┌────────

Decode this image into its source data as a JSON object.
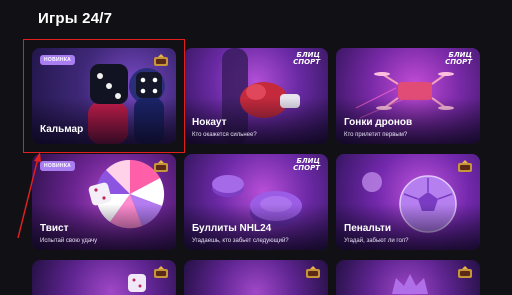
{
  "section": {
    "title": "Игры 24/7"
  },
  "cards": [
    {
      "title": "Кальмар",
      "subtitle": "",
      "badge": "НОВИНКА",
      "brand": ""
    },
    {
      "title": "Нокаут",
      "subtitle": "Кто окажется сильнее?",
      "badge": "",
      "brand": "БЛИЦ СПОРТ"
    },
    {
      "title": "Гонки дронов",
      "subtitle": "Кто прилетит первым?",
      "badge": "",
      "brand": "БЛИЦ СПОРТ"
    },
    {
      "title": "Твист",
      "subtitle": "Испытай свою удачу",
      "badge": "НОВИНКА",
      "brand": ""
    },
    {
      "title": "Буллиты NHL24",
      "subtitle": "Угадаешь, кто забьет следующий?",
      "badge": "",
      "brand": "БЛИЦ СПОРТ"
    },
    {
      "title": "Пенальти",
      "subtitle": "Угадай, забьют ли гол?",
      "badge": "",
      "brand": ""
    }
  ],
  "brand_lines": [
    "БЛИЦ",
    "СПОРТ"
  ],
  "colors": {
    "background": "#101015",
    "highlight": "#e0201f",
    "badge": "#a97ef0",
    "accent": "#8a2be2"
  }
}
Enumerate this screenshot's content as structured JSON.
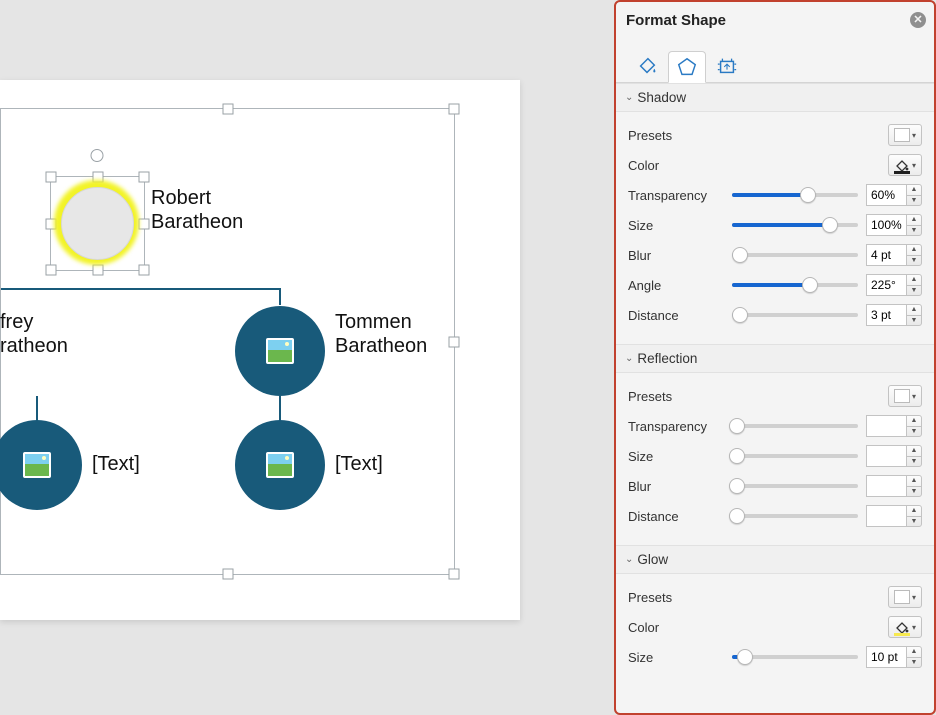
{
  "panel": {
    "title": "Format Shape",
    "tabs": {
      "fill": "fill-line-icon",
      "effects": "effects-icon",
      "size": "size-props-icon"
    }
  },
  "diagram": {
    "root_label": "Robert\nBaratheon",
    "left_label": "frey\nratheon",
    "middle_label": "Tommen\nBaratheon",
    "placeholder": "[Text]"
  },
  "shadow": {
    "title": "Shadow",
    "presets_label": "Presets",
    "color_label": "Color",
    "transparency_label": "Transparency",
    "size_label": "Size",
    "blur_label": "Blur",
    "angle_label": "Angle",
    "distance_label": "Distance",
    "transparency_value": "60%",
    "size_value": "100%",
    "blur_value": "4 pt",
    "angle_value": "225°",
    "distance_value": "3 pt",
    "transparency_pct": 60,
    "size_pct": 78,
    "blur_pct": 6,
    "angle_pct": 62,
    "distance_pct": 6
  },
  "reflection": {
    "title": "Reflection",
    "presets_label": "Presets",
    "transparency_label": "Transparency",
    "size_label": "Size",
    "blur_label": "Blur",
    "distance_label": "Distance"
  },
  "glow": {
    "title": "Glow",
    "presets_label": "Presets",
    "color_label": "Color",
    "size_label": "Size",
    "size_value": "10 pt",
    "size_pct": 10
  }
}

└────────

*CHALLENGE*
Without including the pictures, return each record above exactly as it stands.

*RESPONSE FOR THIS EXERCISE*
Decode this image into its source data as a JSON object.
{
  "section": {
    "title": "Игры 24/7"
  },
  "cards": [
    {
      "title": "Кальмар",
      "subtitle": "",
      "badge": "НОВИНКА",
      "brand": ""
    },
    {
      "title": "Нокаут",
      "subtitle": "Кто окажется сильнее?",
      "badge": "",
      "brand": "БЛИЦ СПОРТ"
    },
    {
      "title": "Гонки дронов",
      "subtitle": "Кто прилетит первым?",
      "badge": "",
      "brand": "БЛИЦ СПОРТ"
    },
    {
      "title": "Твист",
      "subtitle": "Испытай свою удачу",
      "badge": "НОВИНКА",
      "brand": ""
    },
    {
      "title": "Буллиты NHL24",
      "subtitle": "Угадаешь, кто забьет следующий?",
      "badge": "",
      "brand": "БЛИЦ СПОРТ"
    },
    {
      "title": "Пенальти",
      "subtitle": "Угадай, забьют ли гол?",
      "badge": "",
      "brand": ""
    }
  ],
  "brand_lines": [
    "БЛИЦ",
    "СПОРТ"
  ],
  "colors": {
    "background": "#101015",
    "highlight": "#e0201f",
    "badge": "#a97ef0",
    "accent": "#8a2be2"
  }
}
Enumerate this screenshot's content as structured JSON.
{
  "panel": {
    "title": "Format Shape",
    "tabs": {
      "fill": "fill-line-icon",
      "effects": "effects-icon",
      "size": "size-props-icon"
    }
  },
  "diagram": {
    "root_label": "Robert\nBaratheon",
    "left_label": "frey\nratheon",
    "middle_label": "Tommen\nBaratheon",
    "placeholder": "[Text]"
  },
  "shadow": {
    "title": "Shadow",
    "presets_label": "Presets",
    "color_label": "Color",
    "transparency_label": "Transparency",
    "size_label": "Size",
    "blur_label": "Blur",
    "angle_label": "Angle",
    "distance_label": "Distance",
    "transparency_value": "60%",
    "size_value": "100%",
    "blur_value": "4 pt",
    "angle_value": "225°",
    "distance_value": "3 pt",
    "transparency_pct": 60,
    "size_pct": 78,
    "blur_pct": 6,
    "angle_pct": 62,
    "distance_pct": 6
  },
  "reflection": {
    "title": "Reflection",
    "presets_label": "Presets",
    "transparency_label": "Transparency",
    "size_label": "Size",
    "blur_label": "Blur",
    "distance_label": "Distance"
  },
  "glow": {
    "title": "Glow",
    "presets_label": "Presets",
    "color_label": "Color",
    "size_label": "Size",
    "size_value": "10 pt",
    "size_pct": 10
  }
}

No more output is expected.